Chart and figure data
>>>

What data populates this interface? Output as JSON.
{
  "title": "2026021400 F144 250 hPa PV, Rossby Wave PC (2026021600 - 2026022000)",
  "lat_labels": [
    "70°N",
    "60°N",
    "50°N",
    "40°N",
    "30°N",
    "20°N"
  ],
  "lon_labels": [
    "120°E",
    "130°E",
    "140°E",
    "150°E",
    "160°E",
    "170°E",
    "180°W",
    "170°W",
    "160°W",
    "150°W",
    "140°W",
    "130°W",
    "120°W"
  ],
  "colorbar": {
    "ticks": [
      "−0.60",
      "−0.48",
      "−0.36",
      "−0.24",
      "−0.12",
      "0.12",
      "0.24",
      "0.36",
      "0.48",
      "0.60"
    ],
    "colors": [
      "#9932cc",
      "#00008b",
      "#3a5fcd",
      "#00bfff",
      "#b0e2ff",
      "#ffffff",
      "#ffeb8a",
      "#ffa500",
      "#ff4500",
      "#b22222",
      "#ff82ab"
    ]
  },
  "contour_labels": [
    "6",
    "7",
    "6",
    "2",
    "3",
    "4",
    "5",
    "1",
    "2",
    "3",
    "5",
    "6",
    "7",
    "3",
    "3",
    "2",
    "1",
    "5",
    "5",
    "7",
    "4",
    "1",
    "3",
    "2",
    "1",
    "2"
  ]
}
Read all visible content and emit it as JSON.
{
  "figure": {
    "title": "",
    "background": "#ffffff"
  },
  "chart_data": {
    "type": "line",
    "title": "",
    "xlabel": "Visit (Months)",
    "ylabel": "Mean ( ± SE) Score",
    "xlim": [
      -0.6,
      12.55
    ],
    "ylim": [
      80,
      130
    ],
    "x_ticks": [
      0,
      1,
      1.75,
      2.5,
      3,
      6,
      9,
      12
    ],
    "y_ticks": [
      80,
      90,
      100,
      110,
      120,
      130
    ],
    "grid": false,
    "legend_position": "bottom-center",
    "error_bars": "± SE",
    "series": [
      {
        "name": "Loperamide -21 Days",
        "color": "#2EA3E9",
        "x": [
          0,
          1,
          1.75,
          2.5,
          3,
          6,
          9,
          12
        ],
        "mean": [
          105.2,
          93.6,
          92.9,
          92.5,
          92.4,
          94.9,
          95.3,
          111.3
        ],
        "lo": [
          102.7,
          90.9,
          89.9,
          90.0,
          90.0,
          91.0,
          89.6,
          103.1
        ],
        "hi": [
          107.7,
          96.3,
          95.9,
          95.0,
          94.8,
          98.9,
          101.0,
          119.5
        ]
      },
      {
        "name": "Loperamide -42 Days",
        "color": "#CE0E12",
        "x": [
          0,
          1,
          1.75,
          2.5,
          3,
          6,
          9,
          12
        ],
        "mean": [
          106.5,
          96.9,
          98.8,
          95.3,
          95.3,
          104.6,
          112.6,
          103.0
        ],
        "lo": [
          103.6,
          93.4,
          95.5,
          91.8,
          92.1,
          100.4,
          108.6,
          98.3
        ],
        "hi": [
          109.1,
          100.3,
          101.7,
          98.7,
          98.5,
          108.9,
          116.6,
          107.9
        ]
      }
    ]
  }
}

<<<

# WHAT YOU SHOULD DO
Scan the listing above and identify each line holding the string "name"; copy every such line.

# EXERCISE SOLUTION
        "name": "Loperamide -21 Days",
        "name": "Loperamide -42 Days",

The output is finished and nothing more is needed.